Working data: Begin

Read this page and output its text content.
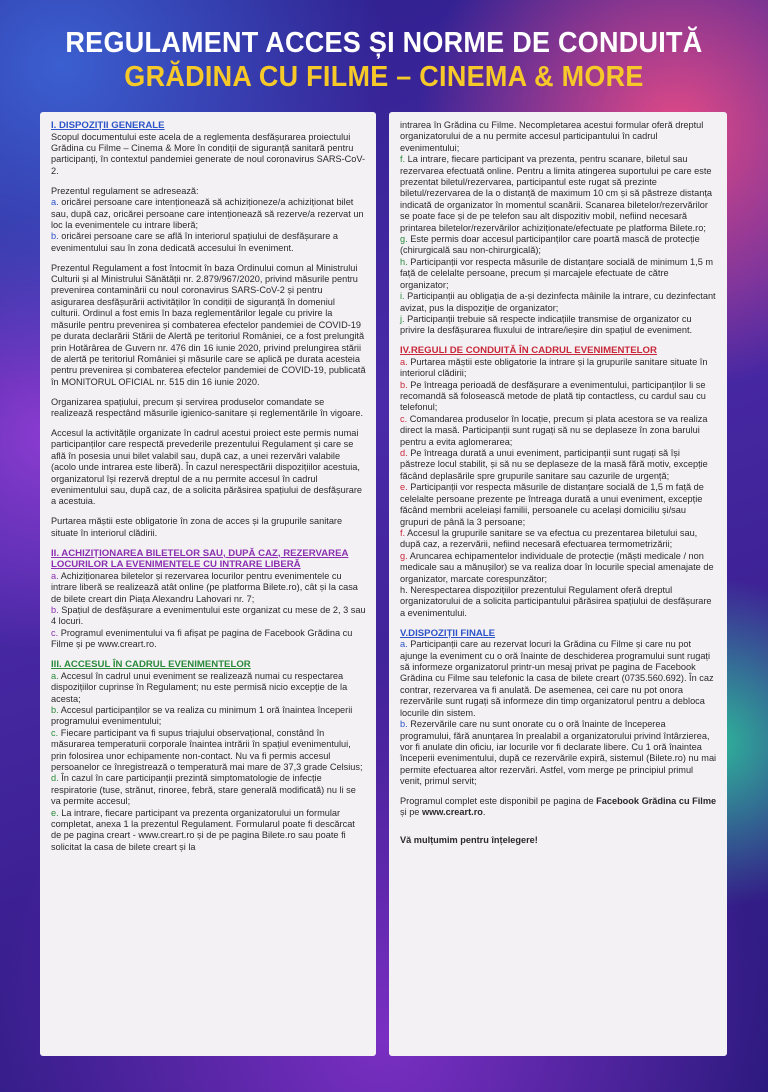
REGULAMENT ACCES ȘI NORME DE CONDUITĂ
GRĂDINA CU FILME – CINEMA & MORE
I. DISPOZIȚII GENERALE

Scopul documentului este acela de a reglementa desfășurarea proiectului Grădina cu Filme – Cinema & More în condiții de siguranță sanitară pentru participanți, în contextul pandemiei generate de noul coronavirus SARS-CoV-2.

Prezentul regulament se adresează:

a. oricărei persoane care intenționează să achiziționeze/a achiziționat bilet sau, după caz, oricărei persoane care intenționează să rezerve/a rezervat un loc la evenimentele cu intrare liberă;

b. oricărei persoane care se află în interiorul spațiului de desfășurare a evenimentului sau în zona dedicată accesului în eveniment.

Prezentul Regulament a fost întocmit în baza Ordinului comun al Ministrului Culturii și al Ministrului Sănătății nr. 2.879/967/2020, privind măsurile pentru prevenirea contaminării cu noul coronavirus SARS-CoV-2 și pentru asigurarea desfășurării activităților în condiții de siguranță în domeniul culturii. Ordinul a fost emis în baza reglementărilor legale cu privire la măsurile pentru prevenirea și combaterea efectelor pandemiei de COVID-19 pe durata declarării Stării de Alertă pe teritoriul României, ce a fost prelungită prin Hotărârea de Guvern nr. 476 din 16 iunie 2020, privind prelungirea stării de alertă pe teritoriul României și măsurile care se aplică pe durata acesteia pentru prevenirea și combaterea efectelor pandemiei de COVID-19, publicată în MONITORUL OFICIAL nr. 515 din 16 iunie 2020.

Organizarea spațiului, precum și servirea produselor comandate se realizează respectând măsurile igienico-sanitare și reglementările în vigoare.

Accesul la activitățile organizate în cadrul acestui proiect este permis numai participanților care respectă prevederile prezentului Regulament și care se află în posesia unui bilet valabil sau, după caz, a unei rezervări valabile (acolo unde intrarea este liberă). În cazul nerespectării dispozițiilor acestuia, organizatorul își rezervă dreptul de a nu permite accesul în cadrul evenimentului sau, după caz, de a solicita părăsirea spațiului de desfășurare a acestuia.

Purtarea măștii este obligatorie în zona de acces și la grupurile sanitare situate în interiorul clădirii.

II. ACHIZIȚIONAREA BILETELOR SAU, DUPĂ CAZ, REZERVAREA LOCURILOR LA EVENIMENTELE CU INTRARE LIBERĂ
a. Achiziționarea biletelor și rezervarea locurilor pentru evenimentele cu intrare liberă se realizează atât online (pe platforma Bilete.ro), cât și la casa de bilete creart din Piața Alexandru Lahovari nr. 7;
b. Spațiul de desfășurare a evenimentului este organizat cu mese de 2, 3 sau 4 locuri.

c. Programul evenimentului va fi afișat pe pagina de Facebook Grădina cu Filme și pe www.creart.ro.

III. ACCESUL ÎN CADRUL EVENIMENTELOR
a. Accesul în cadrul unui eveniment se realizează numai cu respectarea dispozițiilor cuprinse în Regulament; nu este permisă nicio excepție de la acesta;
b. Accesul participanților se va realiza cu minimum 1 oră înaintea începerii programului evenimentului;
c. Fiecare participant va fi supus triajului observațional, constând în măsurarea temperaturii corporale înaintea intrării în spațiul evenimentului, prin folosirea unor echipamente non-contact. Nu va fi permis accesul persoanelor ce înregistrează o temperatură mai mare de 37,3 grade Celsius;
d. În cazul în care participanții prezintă simptomatologie de infecție respiratorie (tuse, strănut, rinoree, febră, stare generală modificată) nu li se va permite accesul;
e. La intrare, fiecare participant va prezenta organizatorului un formular completat, anexa 1 la prezentul Regulament. Formularul poate fi descărcat de pe pagina creart - www.creart.ro și de pe pagina Bilete.ro sau poate fi solicitat la casa de bilete creart și la
intrarea în Grădina cu Filme. Necompletarea acestui formular oferă dreptul organizatorului de a nu permite accesul participantului în cadrul evenimentului;
f. La intrare, fiecare participant va prezenta, pentru scanare, biletul sau rezervarea efectuată online. Pentru a limita atingerea suportului pe care este prezentat biletul/rezervarea, participantul este rugat să prezinte biletul/rezervarea de la o distanță de maximum 10 cm și să păstreze distanța indicată de organizator în momentul scanării. Scanarea biletelor/rezervărilor se poate face și de pe telefon sau alt dispozitiv mobil, nefiind necesară printarea biletelor/rezervărilor achiziționate/efectuate pe platforma Bilete.ro;
g. Este permis doar accesul participanților care poartă mască de protecție (chirurgicală sau non-chirurgicală);
h. Participanții vor respecta măsurile de distanțare socială de minimum 1,5 m față de celelalte persoane, precum și marcajele efectuate de către organizator;
i. Participanții au obligația de a-și dezinfecta mâinile la intrare, cu dezinfectant avizat, pus la dispoziție de organizator;

j. Participanții trebuie să respecte indicațiile transmise de organizator cu privire la desfășurarea fluxului de intrare/ieșire din spațiul de eveniment.

IV.REGULI DE CONDUITĂ ÎN CADRUL EVENIMENTELOR
a. Purtarea măștii este obligatorie la intrare și la grupurile sanitare situate în interiorul clădirii;
b. Pe întreaga perioadă de desfășurare a evenimentului, participanților li se recomandă să folosească metode de plată tip contactless, cu cardul sau cu telefonul;
c. Comandarea produselor în locație, precum și plata acestora se va realiza direct la masă. Participanții sunt rugați să nu se deplaseze în zona barului pentru a evita aglomerarea;
d. Pe întreaga durată a unui eveniment, participanții sunt rugați să își păstreze locul stabilit, și să nu se deplaseze de la masă fără motiv, excepție făcând deplasările spre grupurile sanitare sau cazurile de urgență;
e. Participanții vor respecta măsurile de distanțare socială de 1,5 m față de celelalte persoane prezente pe întreaga durată a unui eveniment, excepție făcând membrii aceleiași familii, persoanele cu același domiciliu și/sau grupuri de până la 3 persoane;
f. Accesul la grupurile sanitare se va efectua cu prezentarea biletului sau, după caz, a rezervării, nefiind necesară efectuarea termometrizării;
g. Aruncarea echipamentelor individuale de protecție (măști medicale / non medicale sau a mănușilor) se va realiza doar în locurile special amenajate de organizator, marcate corespunzător;

h. Nerespectarea dispozițiilor prezentului Regulament oferă dreptul organizatorului de a solicita participantului părăsirea spațiului de desfășurare a evenimentului.

V.DISPOZIȚII FINALE
a. Participanții care au rezervat locuri la Grădina cu Filme și care nu pot ajunge la eveniment cu o oră înainte de deschiderea programului sunt rugați să informeze organizatorul printr-un mesaj privat pe pagina de Facebook Grădina cu Filme sau telefonic la casa de bilete creart (0735.560.692). În caz contrar, rezervarea va fi anulată. De asemenea, cei care nu pot onora rezervările sunt rugați să informeze din timp organizatorul pentru a debloca locurile din sistem.

b. Rezervările care nu sunt onorate cu o oră înainte de începerea programului, fără anunțarea în prealabil a organizatorului privind întârzierea, vor fi anulate din oficiu, iar locurile vor fi declarate libere. Cu 1 oră înaintea începerii evenimentului, după ce rezervările expiră, sistemul (Bilete.ro) nu mai permite efectuarea altor rezervări. Astfel, vom merge pe principiul primul venit, primul servit;

Programul complet este disponibil pe pagina de Facebook Grădina cu Filme și pe www.creart.ro.

Vă mulțumim pentru înțelegere!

Working data: End

_What you should do_.
Look through the entries above and list every line containing "socială".

_Reply_.
h. Participanții vor respecta măsurile de distanțare socială de minimum 1,5 m față de celelalte persoane, precum și marcajele efectuate de către organizator;
e. Participanții vor respecta măsurile de distanțare socială de 1,5 m față de celelalte persoane prezente pe întreaga durată a unui eveniment, excepție făcând membrii aceleiași familii, persoanele cu același domiciliu și/sau grupuri de până la 3 persoane;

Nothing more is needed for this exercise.